§ Set task
Reproduce the entries word for word, from the line containing "definition-box — [50, 116, 366, 181]" through the line containing "table-cell-explanation: Members feel", including both of those lines.

§ Record list
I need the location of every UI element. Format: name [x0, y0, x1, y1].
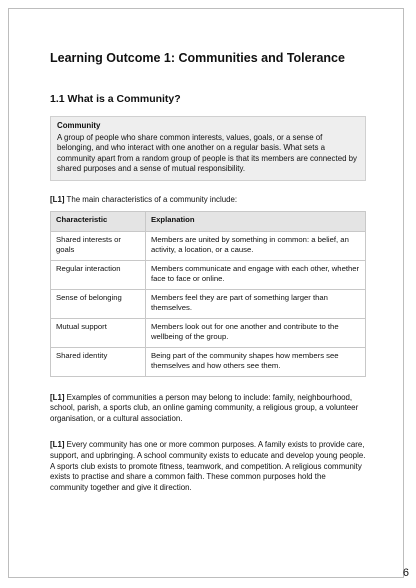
definition-box — [50, 116, 366, 181]
table-header-explanation: Explanation — [146, 211, 366, 231]
page-title: Learning Outcome 1: Communities and Tolerance — [50, 51, 345, 65]
table-intro-text: The main characteristics of a community include: — [64, 194, 238, 204]
table-cell-characteristic: Mutual support — [51, 318, 146, 347]
table-cell-explanation: Members feel they are part of something larger than themselves. — [146, 289, 366, 318]
definition-text: A group of people who share common interests, values, goals, or a sense of belonging, and who interact with one another on a regular basis. What sets a community apart from a random group of people is that its members are connected by shared purposes and a sense of mutual responsibility. — [57, 132, 357, 174]
table-row — [51, 260, 366, 289]
definition-title: Community — [57, 121, 101, 130]
table-cell-characteristic: Regular interaction — [51, 260, 146, 289]
examples-paragraph — [50, 393, 366, 425]
table-cell-explanation: Members are united by something in common: a belief, an activity, a location, or a cause. — [146, 231, 366, 260]
characteristics-table — [50, 211, 366, 377]
table-cell-explanation: Being part of the community shapes how members see themselves and how others see them. — [146, 347, 366, 376]
page-number: 6 — [402, 567, 409, 579]
table-header-row — [51, 211, 366, 231]
table-row — [51, 318, 366, 347]
table-row — [51, 347, 366, 376]
level-tag: [L1] — [50, 392, 65, 402]
section-title: 1.1 What is a Community? — [50, 93, 181, 105]
table-cell-characteristic: Sense of belonging — [51, 289, 146, 318]
table-intro — [50, 195, 366, 206]
table-cell-explanation: Members look out for one another and contribute to the wellbeing of the group. — [146, 318, 366, 347]
table-cell-characteristic: Shared interests or goals — [51, 231, 146, 260]
purposes-text: Every community has one or more common purposes. A family exists to provide care, support, and upbringing. A school community exists to educate and develop young people. A sports club exists to promote fitness, teamwork, and competition. A religious community exists to practise and share a common faith. These common purposes hold the community together and give it direction. — [50, 440, 366, 492]
table-row — [51, 231, 366, 260]
table-cell-characteristic: Shared identity — [51, 347, 146, 376]
table-cell-explanation: Members communicate and engage with each other, whether face to face or online. — [146, 260, 366, 289]
level-tag: [L1] — [50, 194, 65, 204]
examples-text: Examples of communities a person may belong to include: family, neighbourhood, school, parish, a sports club, an online gaming community, a religious group, a volunteer organisation, or a cultural association. — [50, 392, 359, 423]
table-header-characteristic: Characteristic — [51, 211, 146, 231]
purposes-paragraph — [50, 440, 366, 493]
table-row — [51, 289, 366, 318]
level-tag: [L1] — [50, 440, 65, 450]
page-content — [50, 50, 366, 493]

§ Solution for this task
definition-box — [50, 116, 366, 181]
table-header-explanation: Explanation — [146, 211, 366, 231]
page-title: Learning Outcome 1: Communities and Tolerance — [50, 51, 345, 65]
table-intro-text: The main characteristics of a community include: — [64, 194, 238, 204]
table-cell-characteristic: Mutual support — [51, 318, 146, 347]
table-cell-explanation: Members feel they are part of something larger than themselves. — [146, 289, 366, 318]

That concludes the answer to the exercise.